Exercise objective |
Start at the line that contains "Extract the chart's" in the listing below and extract every line through the last, exactly; leave pictures out.

Data entries |
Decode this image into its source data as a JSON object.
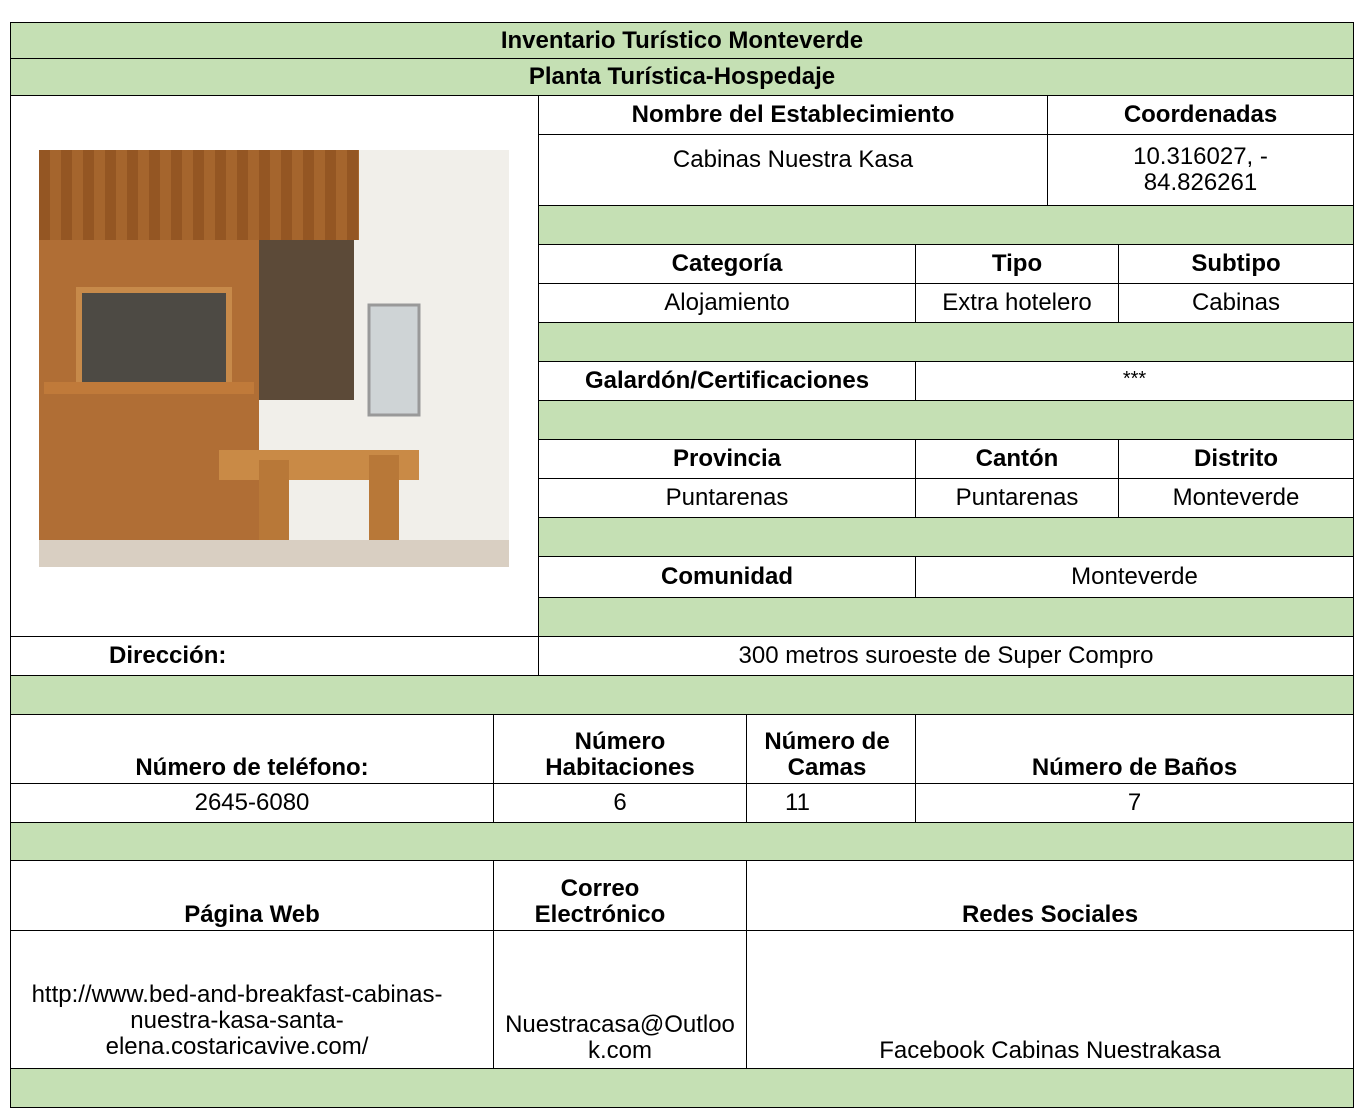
{
  "header": {
    "title": "Inventario Turístico Monteverde",
    "subtitle": "Planta Turística-Hospedaje"
  },
  "fields": {
    "nombre_label": "Nombre del Establecimiento",
    "coordenadas_label": "Coordenadas",
    "nombre": "Cabinas Nuestra Kasa",
    "coordenadas": "10.316027, - 84.826261",
    "categoria_label": "Categoría",
    "tipo_label": "Tipo",
    "subtipo_label": "Subtipo",
    "categoria": "Alojamiento",
    "tipo": "Extra hotelero",
    "subtipo": "Cabinas",
    "galardon_label": "Galardón/Certificaciones",
    "galardon": "***",
    "provincia_label": "Provincia",
    "canton_label": "Cantón",
    "distrito_label": "Distrito",
    "provincia": "Puntarenas",
    "canton": "Puntarenas",
    "distrito": "Monteverde",
    "comunidad_label": "Comunidad",
    "comunidad": "Monteverde",
    "direccion_label": "Dirección:",
    "direccion": "300 metros suroeste de Super Compro",
    "telefono_label": "Número de teléfono:",
    "habitaciones_label": "Número Habitaciones",
    "camas_label": "Número de Camas",
    "banos_label": "Número de Baños",
    "telefono": "2645-6080",
    "habitaciones": "6",
    "camas": "11",
    "banos": "7",
    "web_label": "Página Web",
    "correo_label": "Correo Electrónico",
    "redes_label": "Redes Sociales",
    "web": "http://www.bed-and-breakfast-cabinas-nuestra-kasa-santa-elena.costaricavive.com/",
    "correo": "Nuestracasa@Outlook.com",
    "redes": "Facebook Cabinas Nuestrakasa"
  }
}
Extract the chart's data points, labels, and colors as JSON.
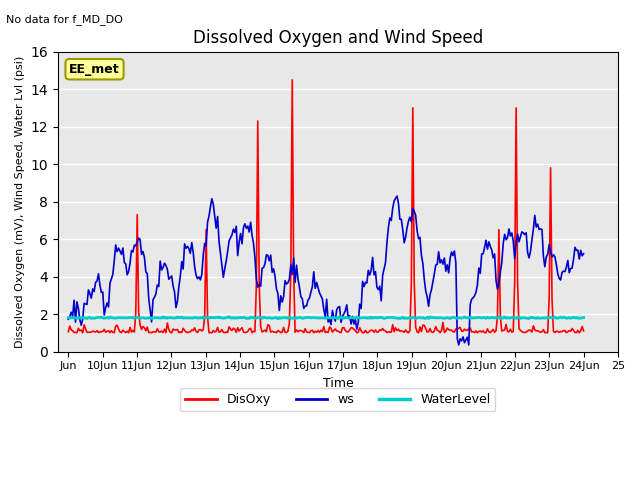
{
  "title": "Dissolved Oxygen and Wind Speed",
  "no_data_text": "No data for f_MD_DO",
  "annotation_text": "EE_met",
  "xlabel": "Time",
  "ylabel": "Dissolved Oxygen (mV), Wind Speed, Water Lvl (psi)",
  "ylim": [
    0,
    16
  ],
  "yticks": [
    0,
    2,
    4,
    6,
    8,
    10,
    12,
    14,
    16
  ],
  "xtick_positions": [
    0,
    1,
    2,
    3,
    4,
    5,
    6,
    7,
    8,
    9,
    10,
    11,
    12,
    13,
    14,
    15,
    16
  ],
  "xtick_labels": [
    "Jun",
    "10Jun",
    "11Jun",
    "12Jun",
    "13Jun",
    "14Jun",
    "15Jun",
    "16Jun",
    "17Jun",
    "18Jun",
    "19Jun",
    "20Jun",
    "21Jun",
    "22Jun",
    "23Jun",
    "24Jun",
    "25"
  ],
  "water_level": 1.8,
  "line_colors": {
    "DisOxy": "#FF0000",
    "ws": "#0000CC",
    "WaterLevel": "#00CCCC"
  },
  "line_widths": {
    "DisOxy": 1.2,
    "ws": 1.2,
    "WaterLevel": 2.0
  },
  "bg_color": "#E8E8E8",
  "annotation_box_color": "#FFFF99",
  "annotation_border_color": "#999900"
}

Correct result |
Extract the chart's data points, labels, and colors as JSON.
{
  "title": "Dissolved Oxygen and Wind Speed",
  "no_data_text": "No data for f_MD_DO",
  "annotation_text": "EE_met",
  "xlabel": "Time",
  "ylabel": "Dissolved Oxygen (mV), Wind Speed, Water Lvl (psi)",
  "ylim": [
    0,
    16
  ],
  "yticks": [
    0,
    2,
    4,
    6,
    8,
    10,
    12,
    14,
    16
  ],
  "xtick_positions": [
    0,
    1,
    2,
    3,
    4,
    5,
    6,
    7,
    8,
    9,
    10,
    11,
    12,
    13,
    14,
    15,
    16
  ],
  "xtick_labels": [
    "Jun",
    "10Jun",
    "11Jun",
    "12Jun",
    "13Jun",
    "14Jun",
    "15Jun",
    "16Jun",
    "17Jun",
    "18Jun",
    "19Jun",
    "20Jun",
    "21Jun",
    "22Jun",
    "23Jun",
    "24Jun",
    "25"
  ],
  "water_level": 1.8,
  "line_colors": {
    "DisOxy": "#FF0000",
    "ws": "#0000CC",
    "WaterLevel": "#00CCCC"
  },
  "line_widths": {
    "DisOxy": 1.2,
    "ws": 1.2,
    "WaterLevel": 2.0
  },
  "bg_color": "#E8E8E8",
  "annotation_box_color": "#FFFF99",
  "annotation_border_color": "#999900"
}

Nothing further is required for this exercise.